PROBLEM. Reproduce the complete set of records exactly. No picture is to appear in the copy.

Page transcription records.
────────────────

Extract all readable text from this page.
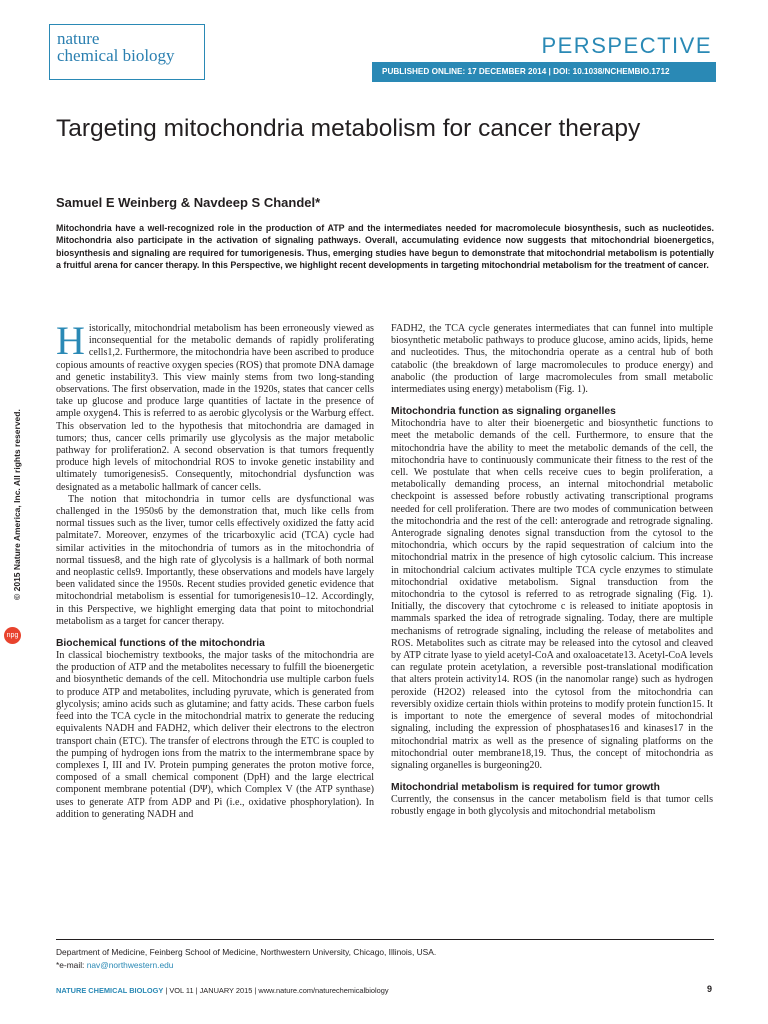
nature
chemical biology	PERSPECTIVE
PUBLISHED ONLINE: 17 DECEMBER 2014 | DOI: 10.1038/NCHEMBIO.1712
Targeting mitochondria metabolism for cancer therapy
Samuel E Weinberg & Navdeep S Chandel*
Mitochondria have a well-recognized role in the production of ATP and the intermediates needed for macromolecule biosynthesis, such as nucleotides. Mitochondria also participate in the activation of signaling pathways. Overall, accumulating evidence now suggests that mitochondrial bioenergetics, biosynthesis and signaling are required for tumorigenesis. Thus, emerging studies have begun to demonstrate that mitochondrial metabolism is potentially a fruitful arena for cancer therapy. In this Perspective, we highlight recent developments in targeting mitochondrial metabolism for the treatment of cancer.
© 2015 Nature America, Inc. All rights reserved.
npg

Historically, mitochondrial metabolism has been erroneously viewed as inconsequential for the metabolic demands of rapidly proliferating cells1,2. Furthermore, the mitochondria have been ascribed to produce copious amounts of reactive oxygen species (ROS) that promote DNA damage and genetic instability3. This view mainly stems from two long-standing observations. The first observation, made in the 1920s, states that cancer cells take up glucose and produce large quantities of lactate in the presence of ample oxygen4. This is referred to as aerobic glycolysis or the Warburg effect. This observation led to the hypothesis that mitochondria are damaged in tumors; thus, cancer cells primarily use glycolysis as the major metabolic pathway for proliferation2. A second observation is that tumors frequently produce high levels of mitochondrial ROS to invoke genetic instability and ultimately tumorigenesis5. Consequently, mitochondrial dysfunction was designated as a metabolic hallmark of cancer cells.

The notion that mitochondria in tumor cells are dysfunctional was challenged in the 1950s6 by the demonstration that, much like cells from normal tissues such as the liver, tumor cells effectively oxidized the fatty acid palmitate7. Moreover, enzymes of the tricarboxylic acid (TCA) cycle had similar activities in the mitochondria of tumors as in the mitochondria of normal tissues8, and the high rate of glycolysis is a hallmark of both normal and neoplastic cells9. Importantly, these observations and models have largely been validated since the 1950s. Recent studies provided genetic evidence that mitochondrial metabolism is essential for tumorigenesis10–12. Accordingly, in this Perspective, we highlight emerging data that point to mitochondrial metabolism as a target for cancer therapy.

Biochemical functions of the mitochondria

In classical biochemistry textbooks, the major tasks of the mitochondria are the production of ATP and the metabolites necessary to fulfill the bioenergetic and biosynthetic demands of the cell. Mitochondria use multiple carbon fuels to produce ATP and metabolites, including pyruvate, which is generated from glycolysis; amino acids such as glutamine; and fatty acids. These carbon fuels feed into the TCA cycle in the mitochondrial matrix to generate the reducing equivalents NADH and FADH2, which deliver their electrons to the electron transport chain (ETC). The transfer of electrons through the ETC is coupled to the pumping of hydrogen ions from the matrix to the intermembrane space by complexes I, III and IV. Protein pumping generates the proton motive force, composed of a small chemical component (DpH) and the large electrical component membrane potential (DΨ), which Complex V (the ATP synthase) uses to generate ATP from ADP and Pi (i.e., oxidative phosphorylation). In addition to generating NADH and

FADH2, the TCA cycle generates intermediates that can funnel into multiple biosynthetic metabolic pathways to produce glucose, amino acids, lipids, heme and nucleotides. Thus, the mitochondria operate as a central hub of both catabolic (the breakdown of large macromolecules to produce energy) and anabolic (the production of large macromolecules from small metabolic intermediates using energy) metabolism (Fig. 1).

Mitochondria function as signaling organelles

Mitochondria have to alter their bioenergetic and biosynthetic functions to meet the metabolic demands of the cell. Furthermore, to ensure that the mitochondria have the ability to meet the metabolic demands of the cell, the mitochondria have to continuously communicate their fitness to the rest of the cell. We postulate that when cells receive cues to begin proliferation, a metabolically demanding process, an internal mitochondrial metabolic checkpoint is assessed before robustly activating transcriptional programs needed for cell proliferation. There are two modes of communication between the mitochondria and the rest of the cell: anterograde and retrograde signaling. Anterograde signaling denotes signal transduction from the cytosol to the mitochondria, which occurs by the rapid sequestration of calcium into the mitochondrial matrix in the presence of high cytosolic calcium. This increase in mitochondrial calcium activates multiple TCA cycle enzymes to stimulate mitochondrial oxidative metabolism. Signal transduction from the mitochondria to the cytosol is referred to as retrograde signaling (Fig. 1). Initially, the discovery that cytochrome c is released to initiate apoptosis in mammals sparked the idea of retrograde signaling. Today, there are multiple mechanisms of retrograde signaling, including the release of metabolites and ROS. Metabolites such as citrate may be released into the cytosol and cleaved by ATP citrate lyase to yield acetyl-CoA and oxaloacetate13. Acetyl-CoA levels can regulate protein acetylation, a reversible post-translational modification that alters protein activity14. ROS (in the nanomolar range) such as hydrogen peroxide (H2O2) released into the cytosol from the mitochondria can reversibly oxidize certain thiols within proteins to modify protein function15. It is important to note the emergence of several modes of mitochondrial signaling, including the expression of phosphatases16 and kinases17 in the mitochondrial matrix as well as the presence of signaling platforms on the mitochondrial outer membrane18,19. Thus, the concept of mitochondria as signaling organelles is burgeoning20.

Mitochondrial metabolism is required for tumor growth

Currently, the consensus in the cancer metabolism field is that tumor cells robustly engage in both glycolysis and mitochondrial metabolism

Department of Medicine, Feinberg School of Medicine, Northwestern University, Chicago, Illinois, USA.
*e-mail: nav@northwestern.edu
NATURE CHEMICAL BIOLOGY | VOL 11 | JANUARY 2015 | www.nature.com/naturechemicalbiology	9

────────────────

ANSWER TO THE PROBLEM.
Extract all readable text from this page.
nature
chemical biology	PERSPECTIVE
PUBLISHED ONLINE: 17 DECEMBER 2014 | DOI: 10.1038/NCHEMBIO.1712
Targeting mitochondria metabolism for cancer therapy
Samuel E Weinberg & Navdeep S Chandel*
Mitochondria have a well-recognized role in the production of ATP and the intermediates needed for macromolecule biosynthesis, such as nucleotides. Mitochondria also participate in the activation of signaling pathways. Overall, accumulating evidence now suggests that mitochondrial bioenergetics, biosynthesis and signaling are required for tumorigenesis. Thus, emerging studies have begun to demonstrate that mitochondrial metabolism is potentially a fruitful arena for cancer therapy. In this Perspective, we highlight recent developments in targeting mitochondrial metabolism for the treatment of cancer.
© 2015 Nature America, Inc. All rights reserved.
npg

Historically, mitochondrial metabolism has been erroneously viewed as inconsequential for the metabolic demands of rapidly proliferating cells1,2. Furthermore, the mitochondria have been ascribed to produce copious amounts of reactive oxygen species (ROS) that promote DNA damage and genetic instability3. This view mainly stems from two long-standing observations. The first observation, made in the 1920s, states that cancer cells take up glucose and produce large quantities of lactate in the presence of ample oxygen4. This is referred to as aerobic glycolysis or the Warburg effect. This observation led to the hypothesis that mitochondria are damaged in tumors; thus, cancer cells primarily use glycolysis as the major metabolic pathway for proliferation2. A second observation is that tumors frequently produce high levels of mitochondrial ROS to invoke genetic instability and ultimately tumorigenesis5. Consequently, mitochondrial dysfunction was designated as a metabolic hallmark of cancer cells.

The notion that mitochondria in tumor cells are dysfunctional was challenged in the 1950s6 by the demonstration that, much like cells from normal tissues such as the liver, tumor cells effectively oxidized the fatty acid palmitate7. Moreover, enzymes of the tricarboxylic acid (TCA) cycle had similar activities in the mitochondria of tumors as in the mitochondria of normal tissues8, and the high rate of glycolysis is a hallmark of both normal and neoplastic cells9. Importantly, these observations and models have largely been validated since the 1950s. Recent studies provided genetic evidence that mitochondrial metabolism is essential for tumorigenesis10–12. Accordingly, in this Perspective, we highlight emerging data that point to mitochondrial metabolism as a target for cancer therapy.

Biochemical functions of the mitochondria

In classical biochemistry textbooks, the major tasks of the mitochondria are the production of ATP and the metabolites necessary to fulfill the bioenergetic and biosynthetic demands of the cell. Mitochondria use multiple carbon fuels to produce ATP and metabolites, including pyruvate, which is generated from glycolysis; amino acids such as glutamine; and fatty acids. These carbon fuels feed into the TCA cycle in the mitochondrial matrix to generate the reducing equivalents NADH and FADH2, which deliver their electrons to the electron transport chain (ETC). The transfer of electrons through the ETC is coupled to the pumping of hydrogen ions from the matrix to the intermembrane space by complexes I, III and IV. Protein pumping generates the proton motive force, composed of a small chemical component (DpH) and the large electrical component membrane potential (DΨ), which Complex V (the ATP synthase) uses to generate ATP from ADP and Pi (i.e., oxidative phosphorylation). In addition to generating NADH and

FADH2, the TCA cycle generates intermediates that can funnel into multiple biosynthetic metabolic pathways to produce glucose, amino acids, lipids, heme and nucleotides. Thus, the mitochondria operate as a central hub of both catabolic (the breakdown of large macromolecules to produce energy) and anabolic (the production of large macromolecules from small metabolic intermediates using energy) metabolism (Fig. 1).

Mitochondria function as signaling organelles

Mitochondria have to alter their bioenergetic and biosynthetic functions to meet the metabolic demands of the cell. Furthermore, to ensure that the mitochondria have the ability to meet the metabolic demands of the cell, the mitochondria have to continuously communicate their fitness to the rest of the cell. We postulate that when cells receive cues to begin proliferation, a metabolically demanding process, an internal mitochondrial metabolic checkpoint is assessed before robustly activating transcriptional programs needed for cell proliferation. There are two modes of communication between the mitochondria and the rest of the cell: anterograde and retrograde signaling. Anterograde signaling denotes signal transduction from the cytosol to the mitochondria, which occurs by the rapid sequestration of calcium into the mitochondrial matrix in the presence of high cytosolic calcium. This increase in mitochondrial calcium activates multiple TCA cycle enzymes to stimulate mitochondrial oxidative metabolism. Signal transduction from the mitochondria to the cytosol is referred to as retrograde signaling (Fig. 1). Initially, the discovery that cytochrome c is released to initiate apoptosis in mammals sparked the idea of retrograde signaling. Today, there are multiple mechanisms of retrograde signaling, including the release of metabolites and ROS. Metabolites such as citrate may be released into the cytosol and cleaved by ATP citrate lyase to yield acetyl-CoA and oxaloacetate13. Acetyl-CoA levels can regulate protein acetylation, a reversible post-translational modification that alters protein activity14. ROS (in the nanomolar range) such as hydrogen peroxide (H2O2) released into the cytosol from the mitochondria can reversibly oxidize certain thiols within proteins to modify protein function15. It is important to note the emergence of several modes of mitochondrial signaling, including the expression of phosphatases16 and kinases17 in the mitochondrial matrix as well as the presence of signaling platforms on the mitochondrial outer membrane18,19. Thus, the concept of mitochondria as signaling organelles is burgeoning20.

Mitochondrial metabolism is required for tumor growth

Currently, the consensus in the cancer metabolism field is that tumor cells robustly engage in both glycolysis and mitochondrial metabolism

Department of Medicine, Feinberg School of Medicine, Northwestern University, Chicago, Illinois, USA.
*e-mail: nav@northwestern.edu
NATURE CHEMICAL BIOLOGY | VOL 11 | JANUARY 2015 | www.nature.com/naturechemicalbiology	9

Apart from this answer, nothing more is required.